[Job] Copy out each line in the material below that has the word "предназначенные".

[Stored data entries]
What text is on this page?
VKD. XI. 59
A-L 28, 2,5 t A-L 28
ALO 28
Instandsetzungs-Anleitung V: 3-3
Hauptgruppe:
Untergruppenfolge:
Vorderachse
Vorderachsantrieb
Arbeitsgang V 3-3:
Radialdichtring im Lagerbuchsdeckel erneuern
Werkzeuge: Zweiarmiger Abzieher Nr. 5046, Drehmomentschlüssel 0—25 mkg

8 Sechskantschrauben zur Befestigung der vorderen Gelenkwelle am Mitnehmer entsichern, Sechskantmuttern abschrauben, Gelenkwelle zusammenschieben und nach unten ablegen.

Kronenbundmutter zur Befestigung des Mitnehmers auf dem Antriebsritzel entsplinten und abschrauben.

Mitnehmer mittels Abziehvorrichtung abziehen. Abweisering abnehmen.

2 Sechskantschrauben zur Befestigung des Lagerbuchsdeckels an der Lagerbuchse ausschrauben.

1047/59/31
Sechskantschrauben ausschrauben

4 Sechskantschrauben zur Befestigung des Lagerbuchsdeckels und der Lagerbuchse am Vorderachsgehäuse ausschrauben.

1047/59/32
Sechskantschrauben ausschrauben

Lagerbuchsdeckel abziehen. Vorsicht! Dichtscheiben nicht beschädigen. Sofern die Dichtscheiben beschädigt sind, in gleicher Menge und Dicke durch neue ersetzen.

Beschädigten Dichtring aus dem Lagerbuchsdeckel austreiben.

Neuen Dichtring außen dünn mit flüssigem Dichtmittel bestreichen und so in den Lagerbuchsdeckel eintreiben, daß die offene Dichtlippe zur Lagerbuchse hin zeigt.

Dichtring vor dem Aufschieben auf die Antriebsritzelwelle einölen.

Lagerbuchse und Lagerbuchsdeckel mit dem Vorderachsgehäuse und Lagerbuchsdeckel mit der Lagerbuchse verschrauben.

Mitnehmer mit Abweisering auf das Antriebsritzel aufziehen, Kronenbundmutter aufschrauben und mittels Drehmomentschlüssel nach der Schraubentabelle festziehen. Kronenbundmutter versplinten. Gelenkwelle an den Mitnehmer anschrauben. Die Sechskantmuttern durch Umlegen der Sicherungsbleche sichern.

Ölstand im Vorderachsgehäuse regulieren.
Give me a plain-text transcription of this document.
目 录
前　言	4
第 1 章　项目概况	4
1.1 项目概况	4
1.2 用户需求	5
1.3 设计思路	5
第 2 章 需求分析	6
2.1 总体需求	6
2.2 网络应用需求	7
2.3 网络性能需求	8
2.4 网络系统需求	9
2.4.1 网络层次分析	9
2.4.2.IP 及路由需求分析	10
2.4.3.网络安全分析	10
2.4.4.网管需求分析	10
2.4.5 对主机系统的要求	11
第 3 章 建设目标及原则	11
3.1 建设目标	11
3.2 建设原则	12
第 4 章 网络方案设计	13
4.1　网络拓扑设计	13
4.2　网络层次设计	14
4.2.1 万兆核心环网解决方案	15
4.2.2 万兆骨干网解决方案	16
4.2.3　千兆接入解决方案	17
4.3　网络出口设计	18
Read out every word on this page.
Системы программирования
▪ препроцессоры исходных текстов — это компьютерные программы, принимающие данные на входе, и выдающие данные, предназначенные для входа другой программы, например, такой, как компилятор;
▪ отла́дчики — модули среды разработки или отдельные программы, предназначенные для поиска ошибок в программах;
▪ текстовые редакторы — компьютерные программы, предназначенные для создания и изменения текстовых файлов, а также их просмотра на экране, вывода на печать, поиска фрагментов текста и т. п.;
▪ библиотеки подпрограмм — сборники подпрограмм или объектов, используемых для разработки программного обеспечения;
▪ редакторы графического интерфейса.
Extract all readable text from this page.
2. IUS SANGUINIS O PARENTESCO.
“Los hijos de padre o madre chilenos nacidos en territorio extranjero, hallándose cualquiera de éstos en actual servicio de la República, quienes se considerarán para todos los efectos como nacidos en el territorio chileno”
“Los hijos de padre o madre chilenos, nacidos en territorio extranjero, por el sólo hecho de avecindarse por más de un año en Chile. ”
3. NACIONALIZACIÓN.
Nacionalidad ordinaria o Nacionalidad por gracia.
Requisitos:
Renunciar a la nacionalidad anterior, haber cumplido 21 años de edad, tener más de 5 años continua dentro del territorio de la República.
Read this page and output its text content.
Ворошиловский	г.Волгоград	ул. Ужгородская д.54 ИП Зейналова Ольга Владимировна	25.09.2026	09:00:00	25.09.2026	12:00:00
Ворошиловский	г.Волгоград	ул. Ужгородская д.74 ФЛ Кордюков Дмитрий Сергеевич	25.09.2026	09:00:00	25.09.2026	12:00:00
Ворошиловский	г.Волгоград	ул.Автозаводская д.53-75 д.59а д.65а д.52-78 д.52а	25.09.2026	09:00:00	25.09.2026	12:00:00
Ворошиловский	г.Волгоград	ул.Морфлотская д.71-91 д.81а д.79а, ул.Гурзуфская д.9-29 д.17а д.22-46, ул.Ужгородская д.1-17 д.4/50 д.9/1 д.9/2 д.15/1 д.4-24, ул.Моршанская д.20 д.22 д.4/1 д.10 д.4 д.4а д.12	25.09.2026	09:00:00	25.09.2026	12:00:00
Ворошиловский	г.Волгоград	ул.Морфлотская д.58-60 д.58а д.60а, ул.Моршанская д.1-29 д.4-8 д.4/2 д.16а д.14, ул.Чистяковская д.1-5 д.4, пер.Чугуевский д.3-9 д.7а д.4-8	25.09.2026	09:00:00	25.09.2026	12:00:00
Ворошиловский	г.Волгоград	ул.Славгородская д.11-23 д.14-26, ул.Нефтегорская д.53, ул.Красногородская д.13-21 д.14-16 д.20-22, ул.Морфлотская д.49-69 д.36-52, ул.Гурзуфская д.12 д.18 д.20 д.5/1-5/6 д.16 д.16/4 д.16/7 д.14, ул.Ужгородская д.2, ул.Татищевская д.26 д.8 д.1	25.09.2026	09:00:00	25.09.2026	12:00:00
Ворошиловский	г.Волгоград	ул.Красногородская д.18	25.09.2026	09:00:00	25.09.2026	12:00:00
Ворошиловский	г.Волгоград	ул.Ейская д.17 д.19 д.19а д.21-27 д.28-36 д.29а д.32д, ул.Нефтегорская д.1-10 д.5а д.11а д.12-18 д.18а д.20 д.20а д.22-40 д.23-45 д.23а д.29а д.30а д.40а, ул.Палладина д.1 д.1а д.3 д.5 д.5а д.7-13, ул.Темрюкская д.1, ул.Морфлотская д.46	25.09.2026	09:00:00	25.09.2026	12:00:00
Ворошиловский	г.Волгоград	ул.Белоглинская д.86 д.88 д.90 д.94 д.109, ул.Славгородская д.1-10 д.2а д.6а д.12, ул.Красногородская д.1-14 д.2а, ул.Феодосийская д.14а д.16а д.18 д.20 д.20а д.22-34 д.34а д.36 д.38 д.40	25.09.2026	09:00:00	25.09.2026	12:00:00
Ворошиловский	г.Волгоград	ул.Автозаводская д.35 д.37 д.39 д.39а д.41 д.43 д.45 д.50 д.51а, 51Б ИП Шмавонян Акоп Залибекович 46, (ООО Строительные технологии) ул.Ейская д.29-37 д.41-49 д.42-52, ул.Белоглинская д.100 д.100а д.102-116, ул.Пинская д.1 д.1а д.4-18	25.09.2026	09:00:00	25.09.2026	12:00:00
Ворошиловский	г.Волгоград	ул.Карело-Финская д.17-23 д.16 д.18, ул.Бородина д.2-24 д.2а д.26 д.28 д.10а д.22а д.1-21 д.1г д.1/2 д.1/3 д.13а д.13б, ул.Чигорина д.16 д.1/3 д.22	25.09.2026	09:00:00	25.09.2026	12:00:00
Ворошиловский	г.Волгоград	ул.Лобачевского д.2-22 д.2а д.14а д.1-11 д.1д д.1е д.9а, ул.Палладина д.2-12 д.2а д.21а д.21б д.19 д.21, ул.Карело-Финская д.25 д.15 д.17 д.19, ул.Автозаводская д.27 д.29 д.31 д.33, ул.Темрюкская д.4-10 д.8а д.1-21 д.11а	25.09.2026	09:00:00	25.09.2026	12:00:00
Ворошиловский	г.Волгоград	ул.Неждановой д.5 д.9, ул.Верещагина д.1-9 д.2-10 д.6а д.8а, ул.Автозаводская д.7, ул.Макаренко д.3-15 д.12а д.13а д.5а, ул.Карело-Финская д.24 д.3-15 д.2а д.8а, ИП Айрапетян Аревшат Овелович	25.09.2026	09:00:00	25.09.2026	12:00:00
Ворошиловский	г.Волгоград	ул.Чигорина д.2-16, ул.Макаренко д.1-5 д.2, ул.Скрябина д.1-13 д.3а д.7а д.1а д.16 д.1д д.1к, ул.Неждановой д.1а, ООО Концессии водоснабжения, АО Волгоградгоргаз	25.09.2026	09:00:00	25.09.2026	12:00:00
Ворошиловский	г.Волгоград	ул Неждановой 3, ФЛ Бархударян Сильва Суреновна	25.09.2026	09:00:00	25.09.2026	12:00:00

[Written solution]
▪ препроцессоры исходных текстов — это компьютерные программы, принимающие данные на входе, и выдающие данные, предназначенные для входа другой программы, например, такой, как компилятор;
▪ отла́дчики — модули среды разработки или отдельные программы, предназначенные для поиска ошибок в программах;
▪ текстовые редакторы — компьютерные программы, предназначенные для создания и изменения текстовых файлов, а также их просмотра на экране, вывода на печать, поиска фрагментов текста и т. п.;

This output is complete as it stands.